WRITTEN REQUEST >>
Every line below should be repeated exactly.

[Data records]
= = = =

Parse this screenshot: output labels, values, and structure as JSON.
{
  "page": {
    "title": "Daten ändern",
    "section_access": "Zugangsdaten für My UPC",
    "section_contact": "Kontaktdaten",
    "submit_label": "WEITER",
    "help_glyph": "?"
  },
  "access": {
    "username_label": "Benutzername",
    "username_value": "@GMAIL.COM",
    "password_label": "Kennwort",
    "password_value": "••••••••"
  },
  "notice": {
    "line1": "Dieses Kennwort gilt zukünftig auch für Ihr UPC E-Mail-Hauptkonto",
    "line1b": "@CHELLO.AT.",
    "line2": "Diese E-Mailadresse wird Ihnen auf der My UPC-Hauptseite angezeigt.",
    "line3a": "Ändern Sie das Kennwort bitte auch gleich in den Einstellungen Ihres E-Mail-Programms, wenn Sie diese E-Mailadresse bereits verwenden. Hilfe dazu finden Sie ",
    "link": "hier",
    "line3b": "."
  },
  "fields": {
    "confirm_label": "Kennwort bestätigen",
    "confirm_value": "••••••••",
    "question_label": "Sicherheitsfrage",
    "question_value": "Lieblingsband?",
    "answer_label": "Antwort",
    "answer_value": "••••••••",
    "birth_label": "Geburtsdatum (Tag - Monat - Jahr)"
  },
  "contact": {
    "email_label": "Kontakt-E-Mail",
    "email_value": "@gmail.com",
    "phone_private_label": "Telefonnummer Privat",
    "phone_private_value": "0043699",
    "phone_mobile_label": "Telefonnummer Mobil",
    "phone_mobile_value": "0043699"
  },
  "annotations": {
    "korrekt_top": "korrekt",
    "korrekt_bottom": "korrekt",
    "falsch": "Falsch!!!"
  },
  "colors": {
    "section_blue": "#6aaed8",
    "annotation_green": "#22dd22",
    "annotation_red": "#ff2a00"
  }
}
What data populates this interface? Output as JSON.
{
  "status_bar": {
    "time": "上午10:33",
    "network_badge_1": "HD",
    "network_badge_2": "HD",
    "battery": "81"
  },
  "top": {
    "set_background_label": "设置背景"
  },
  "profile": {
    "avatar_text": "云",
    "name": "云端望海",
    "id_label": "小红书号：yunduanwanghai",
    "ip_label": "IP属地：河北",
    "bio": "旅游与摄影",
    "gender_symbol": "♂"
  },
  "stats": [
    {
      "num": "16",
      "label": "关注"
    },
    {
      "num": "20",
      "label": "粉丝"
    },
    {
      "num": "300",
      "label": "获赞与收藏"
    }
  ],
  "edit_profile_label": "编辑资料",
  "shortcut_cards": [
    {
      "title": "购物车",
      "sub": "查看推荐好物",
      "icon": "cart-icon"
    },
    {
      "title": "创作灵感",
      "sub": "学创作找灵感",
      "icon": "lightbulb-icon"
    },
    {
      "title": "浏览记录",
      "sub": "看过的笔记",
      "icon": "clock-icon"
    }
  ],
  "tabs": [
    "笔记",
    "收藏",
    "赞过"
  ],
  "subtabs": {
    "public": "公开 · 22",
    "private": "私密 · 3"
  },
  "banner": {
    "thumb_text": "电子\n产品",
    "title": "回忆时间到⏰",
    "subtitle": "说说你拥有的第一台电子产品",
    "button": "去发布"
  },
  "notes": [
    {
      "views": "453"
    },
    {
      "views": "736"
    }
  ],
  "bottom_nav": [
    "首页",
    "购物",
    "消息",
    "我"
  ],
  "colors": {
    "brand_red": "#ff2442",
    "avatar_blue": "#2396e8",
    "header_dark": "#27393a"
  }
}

= = = =

EXPECTED OUTPUT >>
Parse this screenshot: output labels, values, and structure as JSON.
{
  "page": {
    "title": "Daten ändern",
    "section_access": "Zugangsdaten für My UPC",
    "section_contact": "Kontaktdaten",
    "submit_label": "WEITER",
    "help_glyph": "?"
  },
  "access": {
    "username_label": "Benutzername",
    "username_value": "@GMAIL.COM",
    "password_label": "Kennwort",
    "password_value": "••••••••"
  },
  "notice": {
    "line1": "Dieses Kennwort gilt zukünftig auch für Ihr UPC E-Mail-Hauptkonto",
    "line1b": "@CHELLO.AT.",
    "line2": "Diese E-Mailadresse wird Ihnen auf der My UPC-Hauptseite angezeigt.",
    "line3a": "Ändern Sie das Kennwort bitte auch gleich in den Einstellungen Ihres E-Mail-Programms, wenn Sie diese E-Mailadresse bereits verwenden. Hilfe dazu finden Sie ",
    "link": "hier",
    "line3b": "."
  },
  "fields": {
    "confirm_label": "Kennwort bestätigen",
    "confirm_value": "••••••••",
    "question_label": "Sicherheitsfrage",
    "question_value": "Lieblingsband?",
    "answer_label": "Antwort",
    "answer_value": "••••••••",
    "birth_label": "Geburtsdatum (Tag - Monat - Jahr)"
  },
  "contact": {
    "email_label": "Kontakt-E-Mail",
    "email_value": "@gmail.com",
    "phone_private_label": "Telefonnummer Privat",
    "phone_private_value": "0043699",
    "phone_mobile_label": "Telefonnummer Mobil",
    "phone_mobile_value": "0043699"
  },
  "annotations": {
    "korrekt_top": "korrekt",
    "korrekt_bottom": "korrekt",
    "falsch": "Falsch!!!"
  },
  "colors": {
    "section_blue": "#6aaed8",
    "annotation_green": "#22dd22",
    "annotation_red": "#ff2a00"
  }
}
What data populates this interface? Output as JSON.
{
  "status_bar": {
    "time": "上午10:33",
    "network_badge_1": "HD",
    "network_badge_2": "HD",
    "battery": "81"
  },
  "top": {
    "set_background_label": "设置背景"
  },
  "profile": {
    "avatar_text": "云",
    "name": "云端望海",
    "id_label": "小红书号：yunduanwanghai",
    "ip_label": "IP属地：河北",
    "bio": "旅游与摄影",
    "gender_symbol": "♂"
  },
  "stats": [
    {
      "num": "16",
      "label": "关注"
    },
    {
      "num": "20",
      "label": "粉丝"
    },
    {
      "num": "300",
      "label": "获赞与收藏"
    }
  ],
  "edit_profile_label": "编辑资料",
  "shortcut_cards": [
    {
      "title": "购物车",
      "sub": "查看推荐好物",
      "icon": "cart-icon"
    },
    {
      "title": "创作灵感",
      "sub": "学创作找灵感",
      "icon": "lightbulb-icon"
    },
    {
      "title": "浏览记录",
      "sub": "看过的笔记",
      "icon": "clock-icon"
    }
  ],
  "tabs": [
    "笔记",
    "收藏",
    "赞过"
  ],
  "subtabs": {
    "public": "公开 · 22",
    "private": "私密 · 3"
  },
  "banner": {
    "thumb_text": "电子\n产品",
    "title": "回忆时间到⏰",
    "subtitle": "说说你拥有的第一台电子产品",
    "button": "去发布"
  },
  "notes": [
    {
      "views": "453"
    },
    {
      "views": "736"
    }
  ],
  "bottom_nav": [
    "首页",
    "购物",
    "消息",
    "我"
  ],
  "colors": {
    "brand_red": "#ff2442",
    "avatar_blue": "#2396e8",
    "header_dark": "#27393a"
  }
}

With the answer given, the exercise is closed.